=== Listing ===
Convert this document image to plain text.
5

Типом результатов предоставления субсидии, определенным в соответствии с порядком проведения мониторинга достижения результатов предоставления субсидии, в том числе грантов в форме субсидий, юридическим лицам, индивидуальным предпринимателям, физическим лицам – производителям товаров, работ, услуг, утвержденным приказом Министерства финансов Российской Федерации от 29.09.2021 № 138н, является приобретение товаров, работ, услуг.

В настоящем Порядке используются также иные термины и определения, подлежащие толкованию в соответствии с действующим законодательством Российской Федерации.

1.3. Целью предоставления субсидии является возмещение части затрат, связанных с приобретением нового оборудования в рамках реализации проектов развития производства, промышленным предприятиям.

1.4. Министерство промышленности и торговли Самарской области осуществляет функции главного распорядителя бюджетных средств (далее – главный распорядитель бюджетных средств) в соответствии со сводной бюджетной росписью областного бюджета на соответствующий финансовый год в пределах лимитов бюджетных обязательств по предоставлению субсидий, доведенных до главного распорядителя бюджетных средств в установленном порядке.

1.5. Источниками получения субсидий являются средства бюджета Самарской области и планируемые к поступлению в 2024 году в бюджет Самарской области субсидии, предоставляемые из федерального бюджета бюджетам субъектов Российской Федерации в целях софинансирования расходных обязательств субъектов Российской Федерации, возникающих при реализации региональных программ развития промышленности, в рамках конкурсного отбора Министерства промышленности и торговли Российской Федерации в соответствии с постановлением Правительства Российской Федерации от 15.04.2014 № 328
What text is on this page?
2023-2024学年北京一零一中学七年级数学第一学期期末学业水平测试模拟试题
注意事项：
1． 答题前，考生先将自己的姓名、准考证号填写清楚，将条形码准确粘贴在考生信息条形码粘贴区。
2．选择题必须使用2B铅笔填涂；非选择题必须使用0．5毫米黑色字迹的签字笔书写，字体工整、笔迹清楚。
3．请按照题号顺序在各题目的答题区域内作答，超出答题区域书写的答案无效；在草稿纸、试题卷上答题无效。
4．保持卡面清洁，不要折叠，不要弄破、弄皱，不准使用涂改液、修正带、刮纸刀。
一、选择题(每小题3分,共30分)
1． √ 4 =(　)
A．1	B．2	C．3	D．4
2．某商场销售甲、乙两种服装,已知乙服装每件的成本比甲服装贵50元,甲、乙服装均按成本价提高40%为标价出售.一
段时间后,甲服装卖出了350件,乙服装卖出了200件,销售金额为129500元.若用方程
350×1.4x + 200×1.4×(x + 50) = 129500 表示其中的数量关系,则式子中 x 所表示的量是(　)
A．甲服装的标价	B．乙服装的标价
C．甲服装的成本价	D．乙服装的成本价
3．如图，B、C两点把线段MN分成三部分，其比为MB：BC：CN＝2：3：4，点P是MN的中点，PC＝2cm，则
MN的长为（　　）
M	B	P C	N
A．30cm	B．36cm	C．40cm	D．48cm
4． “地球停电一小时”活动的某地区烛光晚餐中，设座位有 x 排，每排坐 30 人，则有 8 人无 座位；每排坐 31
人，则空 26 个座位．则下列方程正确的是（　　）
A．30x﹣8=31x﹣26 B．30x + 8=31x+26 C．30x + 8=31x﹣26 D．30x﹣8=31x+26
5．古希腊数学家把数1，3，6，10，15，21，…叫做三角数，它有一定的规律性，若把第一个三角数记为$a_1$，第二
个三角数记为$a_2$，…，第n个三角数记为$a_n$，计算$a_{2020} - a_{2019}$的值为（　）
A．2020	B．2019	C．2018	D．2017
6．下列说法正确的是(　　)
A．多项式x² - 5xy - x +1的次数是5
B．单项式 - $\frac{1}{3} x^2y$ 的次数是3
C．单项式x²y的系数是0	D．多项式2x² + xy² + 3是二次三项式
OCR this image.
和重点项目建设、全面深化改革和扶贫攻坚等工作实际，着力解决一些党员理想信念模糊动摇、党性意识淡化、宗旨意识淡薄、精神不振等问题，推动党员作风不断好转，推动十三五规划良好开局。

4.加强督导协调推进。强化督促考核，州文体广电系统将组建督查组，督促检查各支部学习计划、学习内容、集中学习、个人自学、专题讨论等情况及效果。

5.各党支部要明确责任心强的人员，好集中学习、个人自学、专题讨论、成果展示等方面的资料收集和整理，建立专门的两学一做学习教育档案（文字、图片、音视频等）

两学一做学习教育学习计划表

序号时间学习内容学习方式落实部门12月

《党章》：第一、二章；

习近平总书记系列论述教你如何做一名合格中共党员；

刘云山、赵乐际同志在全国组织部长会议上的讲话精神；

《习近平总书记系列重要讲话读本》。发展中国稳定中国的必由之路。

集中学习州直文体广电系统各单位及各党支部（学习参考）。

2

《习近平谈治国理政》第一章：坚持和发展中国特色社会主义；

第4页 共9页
===
### Stated exercise
Your task is to extract all of the records exactly.

### Output
Convert this document image to plain text.
5

Типом результатов предоставления субсидии, определенным в соответствии с порядком проведения мониторинга достижения результатов предоставления субсидии, в том числе грантов в форме субсидий, юридическим лицам, индивидуальным предпринимателям, физическим лицам – производителям товаров, работ, услуг, утвержденным приказом Министерства финансов Российской Федерации от 29.09.2021 № 138н, является приобретение товаров, работ, услуг.

В настоящем Порядке используются также иные термины и определения, подлежащие толкованию в соответствии с действующим законодательством Российской Федерации.

1.3. Целью предоставления субсидии является возмещение части затрат, связанных с приобретением нового оборудования в рамках реализации проектов развития производства, промышленным предприятиям.

1.4. Министерство промышленности и торговли Самарской области осуществляет функции главного распорядителя бюджетных средств (далее – главный распорядитель бюджетных средств) в соответствии со сводной бюджетной росписью областного бюджета на соответствующий финансовый год в пределах лимитов бюджетных обязательств по предоставлению субсидий, доведенных до главного распорядителя бюджетных средств в установленном порядке.

1.5. Источниками получения субсидий являются средства бюджета Самарской области и планируемые к поступлению в 2024 году в бюджет Самарской области субсидии, предоставляемые из федерального бюджета бюджетам субъектов Российской Федерации в целях софинансирования расходных обязательств субъектов Российской Федерации, возникающих при реализации региональных программ развития промышленности, в рамках конкурсного отбора Министерства промышленности и торговли Российской Федерации в соответствии с постановлением Правительства Российской Федерации от 15.04.2014 № 328
What text is on this page?
2023-2024学年北京一零一中学七年级数学第一学期期末学业水平测试模拟试题
注意事项：
1． 答题前，考生先将自己的姓名、准考证号填写清楚，将条形码准确粘贴在考生信息条形码粘贴区。
2．选择题必须使用2B铅笔填涂；非选择题必须使用0．5毫米黑色字迹的签字笔书写，字体工整、笔迹清楚。
3．请按照题号顺序在各题目的答题区域内作答，超出答题区域书写的答案无效；在草稿纸、试题卷上答题无效。
4．保持卡面清洁，不要折叠，不要弄破、弄皱，不准使用涂改液、修正带、刮纸刀。
一、选择题(每小题3分,共30分)
1． √ 4 =(　)
A．1	B．2	C．3	D．4
2．某商场销售甲、乙两种服装,已知乙服装每件的成本比甲服装贵50元,甲、乙服装均按成本价提高40%为标价出售.一
段时间后,甲服装卖出了350件,乙服装卖出了200件,销售金额为129500元.若用方程
350×1.4x + 200×1.4×(x + 50) = 129500 表示其中的数量关系,则式子中 x 所表示的量是(　)
A．甲服装的标价	B．乙服装的标价
C．甲服装的成本价	D．乙服装的成本价
3．如图，B、C两点把线段MN分成三部分，其比为MB：BC：CN＝2：3：4，点P是MN的中点，PC＝2cm，则
MN的长为（　　）
M	B	P C	N
A．30cm	B．36cm	C．40cm	D．48cm
4． “地球停电一小时”活动的某地区烛光晚餐中，设座位有 x 排，每排坐 30 人，则有 8 人无 座位；每排坐 31
人，则空 26 个座位．则下列方程正确的是（　　）
A．30x﹣8=31x﹣26 B．30x + 8=31x+26 C．30x + 8=31x﹣26 D．30x﹣8=31x+26
5．古希腊数学家把数1，3，6，10，15，21，…叫做三角数，它有一定的规律性，若把第一个三角数记为$a_1$，第二
个三角数记为$a_2$，…，第n个三角数记为$a_n$，计算$a_{2020} - a_{2019}$的值为（　）
A．2020	B．2019	C．2018	D．2017
6．下列说法正确的是(　　)
A．多项式x² - 5xy - x +1的次数是5
B．单项式 - $\frac{1}{3} x^2y$ 的次数是3
C．单项式x²y的系数是0	D．多项式2x² + xy² + 3是二次三项式
OCR this image.
和重点项目建设、全面深化改革和扶贫攻坚等工作实际，着力解决一些党员理想信念模糊动摇、党性意识淡化、宗旨意识淡薄、精神不振等问题，推动党员作风不断好转，推动十三五规划良好开局。

4.加强督导协调推进。强化督促考核，州文体广电系统将组建督查组，督促检查各支部学习计划、学习内容、集中学习、个人自学、专题讨论等情况及效果。

5.各党支部要明确责任心强的人员，好集中学习、个人自学、专题讨论、成果展示等方面的资料收集和整理，建立专门的两学一做学习教育档案（文字、图片、音视频等）

两学一做学习教育学习计划表

序号时间学习内容学习方式落实部门12月

《党章》：第一、二章；

习近平总书记系列论述教你如何做一名合格中共党员；

刘云山、赵乐际同志在全国组织部长会议上的讲话精神；

《习近平总书记系列重要讲话读本》。发展中国稳定中国的必由之路。

集中学习州直文体广电系统各单位及各党支部（学习参考）。

2

《习近平谈治国理政》第一章：坚持和发展中国特色社会主义；

第4页 共9页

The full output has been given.